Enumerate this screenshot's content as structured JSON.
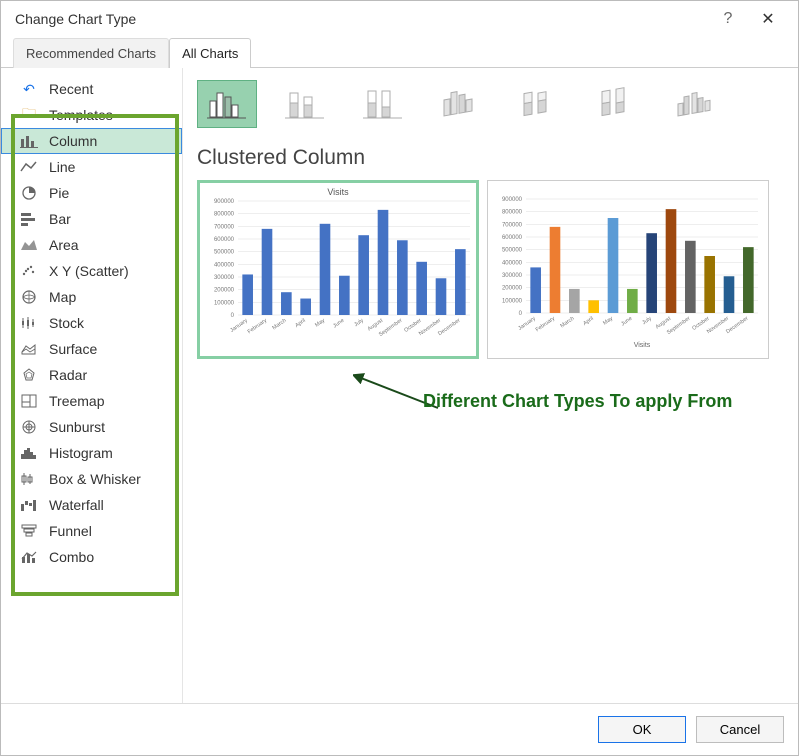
{
  "window": {
    "title": "Change Chart Type",
    "help": "?",
    "close": "✕"
  },
  "tabs": {
    "recommended": "Recommended Charts",
    "all": "All Charts"
  },
  "sidebar": {
    "items": [
      {
        "label": "Recent"
      },
      {
        "label": "Templates"
      },
      {
        "label": "Column"
      },
      {
        "label": "Line"
      },
      {
        "label": "Pie"
      },
      {
        "label": "Bar"
      },
      {
        "label": "Area"
      },
      {
        "label": "X Y (Scatter)"
      },
      {
        "label": "Map"
      },
      {
        "label": "Stock"
      },
      {
        "label": "Surface"
      },
      {
        "label": "Radar"
      },
      {
        "label": "Treemap"
      },
      {
        "label": "Sunburst"
      },
      {
        "label": "Histogram"
      },
      {
        "label": "Box & Whisker"
      },
      {
        "label": "Waterfall"
      },
      {
        "label": "Funnel"
      },
      {
        "label": "Combo"
      }
    ]
  },
  "main": {
    "subtype_title": "Clustered Column",
    "preview_title": "Visits"
  },
  "annotation": {
    "text": "Different Chart Types To apply From"
  },
  "footer": {
    "ok": "OK",
    "cancel": "Cancel"
  },
  "chart_data": [
    {
      "type": "bar",
      "title": "Visits",
      "categories": [
        "January",
        "February",
        "March",
        "April",
        "May",
        "June",
        "July",
        "August",
        "September",
        "October",
        "November",
        "December"
      ],
      "values": [
        320000,
        680000,
        180000,
        130000,
        720000,
        310000,
        630000,
        830000,
        590000,
        420000,
        290000,
        520000
      ],
      "ylim": [
        0,
        900000
      ],
      "ytick": 100000,
      "series_color": "#4472c4"
    },
    {
      "type": "bar",
      "title": "",
      "xlabel": "Visits",
      "categories": [
        "January",
        "February",
        "March",
        "April",
        "May",
        "June",
        "July",
        "August",
        "September",
        "October",
        "November",
        "December"
      ],
      "values": [
        360000,
        680000,
        190000,
        100000,
        750000,
        190000,
        630000,
        820000,
        570000,
        450000,
        290000,
        520000
      ],
      "ylim": [
        0,
        900000
      ],
      "ytick": 100000,
      "series_colors": [
        "#4472c4",
        "#ed7d31",
        "#a5a5a5",
        "#ffc000",
        "#5b9bd5",
        "#70ad47",
        "#264478",
        "#9e480e",
        "#636363",
        "#997300",
        "#255e91",
        "#43682b"
      ]
    }
  ]
}
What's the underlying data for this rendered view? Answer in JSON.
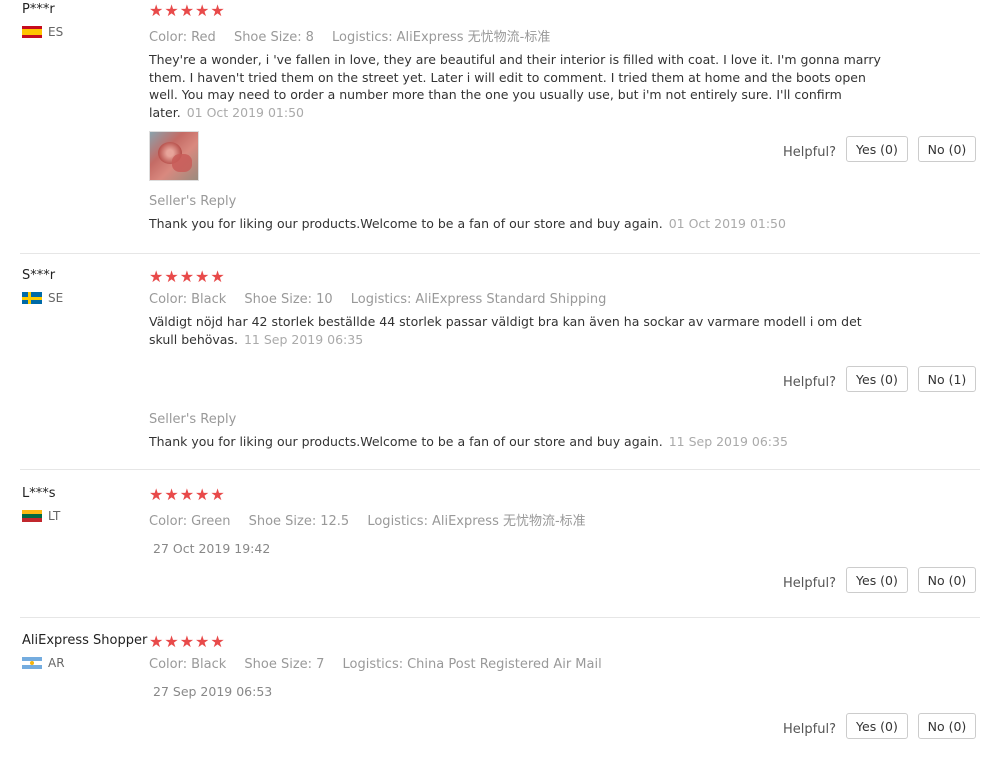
{
  "labels": {
    "color": "Color:",
    "shoe_size": "Shoe Size:",
    "logistics": "Logistics:",
    "helpful": "Helpful?",
    "seller_reply": "Seller's Reply"
  },
  "reviews": [
    {
      "user": "P***r",
      "country": "ES",
      "stars": "★★★★★",
      "color": "Red",
      "shoe_size": "8",
      "logistics": "AliExpress 无忧物流-标准",
      "text": "They're a wonder, i 've fallen in love, they are beautiful and their interior is filled with coat. I love it. I'm gonna marry them. I haven't tried them on the street yet. Later i will edit to comment. I tried them at home and the boots open well. You may need to order a number more than the one you usually use, but i'm not entirely sure. I'll confirm later.",
      "date": "01 Oct 2019 01:50",
      "yes": "Yes (0)",
      "no": "No (0)",
      "reply_text": "Thank you for liking our products.Welcome to be a fan of our store and buy again.",
      "reply_date": "01 Oct 2019 01:50"
    },
    {
      "user": "S***r",
      "country": "SE",
      "stars": "★★★★★",
      "color": "Black",
      "shoe_size": "10",
      "logistics": "AliExpress Standard Shipping",
      "text": "Väldigt nöjd har 42 storlek beställde 44 storlek passar väldigt bra kan även ha sockar av varmare modell i om det skull behövas.",
      "date": "11 Sep 2019 06:35",
      "yes": "Yes (0)",
      "no": "No (1)",
      "reply_text": "Thank you for liking our products.Welcome to be a fan of our store and buy again.",
      "reply_date": "11 Sep 2019 06:35"
    },
    {
      "user": "L***s",
      "country": "LT",
      "stars": "★★★★★",
      "color": "Green",
      "shoe_size": "12.5",
      "logistics": "AliExpress 无忧物流-标准",
      "date": "27 Oct 2019 19:42",
      "yes": "Yes (0)",
      "no": "No (0)"
    },
    {
      "user": "AliExpress Shopper",
      "country": "AR",
      "stars": "★★★★★",
      "color": "Black",
      "shoe_size": "7",
      "logistics": "China Post Registered Air Mail",
      "date": "27 Sep 2019 06:53",
      "yes": "Yes (0)",
      "no": "No (0)"
    }
  ],
  "flag_colors": {
    "ES": [
      "#c60b1e",
      "#ffc400"
    ],
    "SE": [
      "#006aa7",
      "#fecc00"
    ],
    "LT": [
      "#fdb913",
      "#006a44",
      "#c1272d"
    ],
    "AR": [
      "#74acdf",
      "#ffffff"
    ]
  }
}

- **To do**
Leave the pictures out and reproduce all of the records exactly.

- **Finished exercise**
Enumerate this screenshot's content as structured JSON.
{
  "window": {
    "title": "Change Chart Type",
    "help": "?",
    "close": "✕"
  },
  "tabs": {
    "recommended": "Recommended Charts",
    "all": "All Charts"
  },
  "sidebar": {
    "items": [
      {
        "label": "Recent"
      },
      {
        "label": "Templates"
      },
      {
        "label": "Column"
      },
      {
        "label": "Line"
      },
      {
        "label": "Pie"
      },
      {
        "label": "Bar"
      },
      {
        "label": "Area"
      },
      {
        "label": "X Y (Scatter)"
      },
      {
        "label": "Map"
      },
      {
        "label": "Stock"
      },
      {
        "label": "Surface"
      },
      {
        "label": "Radar"
      },
      {
        "label": "Treemap"
      },
      {
        "label": "Sunburst"
      },
      {
        "label": "Histogram"
      },
      {
        "label": "Box & Whisker"
      },
      {
        "label": "Waterfall"
      },
      {
        "label": "Funnel"
      },
      {
        "label": "Combo"
      }
    ]
  },
  "main": {
    "subtype_title": "Clustered Column",
    "preview_title": "Visits"
  },
  "annotation": {
    "text": "Different Chart Types To apply From"
  },
  "footer": {
    "ok": "OK",
    "cancel": "Cancel"
  },
  "chart_data": [
    {
      "type": "bar",
      "title": "Visits",
      "categories": [
        "January",
        "February",
        "March",
        "April",
        "May",
        "June",
        "July",
        "August",
        "September",
        "October",
        "November",
        "December"
      ],
      "values": [
        320000,
        680000,
        180000,
        130000,
        720000,
        310000,
        630000,
        830000,
        590000,
        420000,
        290000,
        520000
      ],
      "ylim": [
        0,
        900000
      ],
      "ytick": 100000,
      "series_color": "#4472c4"
    },
    {
      "type": "bar",
      "title": "",
      "xlabel": "Visits",
      "categories": [
        "January",
        "February",
        "March",
        "April",
        "May",
        "June",
        "July",
        "August",
        "September",
        "October",
        "November",
        "December"
      ],
      "values": [
        360000,
        680000,
        190000,
        100000,
        750000,
        190000,
        630000,
        820000,
        570000,
        450000,
        290000,
        520000
      ],
      "ylim": [
        0,
        900000
      ],
      "ytick": 100000,
      "series_colors": [
        "#4472c4",
        "#ed7d31",
        "#a5a5a5",
        "#ffc000",
        "#5b9bd5",
        "#70ad47",
        "#264478",
        "#9e480e",
        "#636363",
        "#997300",
        "#255e91",
        "#43682b"
      ]
    }
  ]
}
What's the underlying data for this rendered view? Answer in JSON.
{
  "labels": {
    "color": "Color:",
    "shoe_size": "Shoe Size:",
    "logistics": "Logistics:",
    "helpful": "Helpful?",
    "seller_reply": "Seller's Reply"
  },
  "reviews": [
    {
      "user": "P***r",
      "country": "ES",
      "stars": "★★★★★",
      "color": "Red",
      "shoe_size": "8",
      "logistics": "AliExpress 无忧物流-标准",
      "text": "They're a wonder, i 've fallen in love, they are beautiful and their interior is filled with coat. I love it. I'm gonna marry them. I haven't tried them on the street yet. Later i will edit to comment. I tried them at home and the boots open well. You may need to order a number more than the one you usually use, but i'm not entirely sure. I'll confirm later.",
      "date": "01 Oct 2019 01:50",
      "yes": "Yes (0)",
      "no": "No (0)",
      "reply_text": "Thank you for liking our products.Welcome to be a fan of our store and buy again.",
      "reply_date": "01 Oct 2019 01:50"
    },
    {
      "user": "S***r",
      "country": "SE",
      "stars": "★★★★★",
      "color": "Black",
      "shoe_size": "10",
      "logistics": "AliExpress Standard Shipping",
      "text": "Väldigt nöjd har 42 storlek beställde 44 storlek passar väldigt bra kan även ha sockar av varmare modell i om det skull behövas.",
      "date": "11 Sep 2019 06:35",
      "yes": "Yes (0)",
      "no": "No (1)",
      "reply_text": "Thank you for liking our products.Welcome to be a fan of our store and buy again.",
      "reply_date": "11 Sep 2019 06:35"
    },
    {
      "user": "L***s",
      "country": "LT",
      "stars": "★★★★★",
      "color": "Green",
      "shoe_size": "12.5",
      "logistics": "AliExpress 无忧物流-标准",
      "date": "27 Oct 2019 19:42",
      "yes": "Yes (0)",
      "no": "No (0)"
    },
    {
      "user": "AliExpress Shopper",
      "country": "AR",
      "stars": "★★★★★",
      "color": "Black",
      "shoe_size": "7",
      "logistics": "China Post Registered Air Mail",
      "date": "27 Sep 2019 06:53",
      "yes": "Yes (0)",
      "no": "No (0)"
    }
  ],
  "flag_colors": {
    "ES": [
      "#c60b1e",
      "#ffc400"
    ],
    "SE": [
      "#006aa7",
      "#fecc00"
    ],
    "LT": [
      "#fdb913",
      "#006a44",
      "#c1272d"
    ],
    "AR": [
      "#74acdf",
      "#ffffff"
    ]
  }
}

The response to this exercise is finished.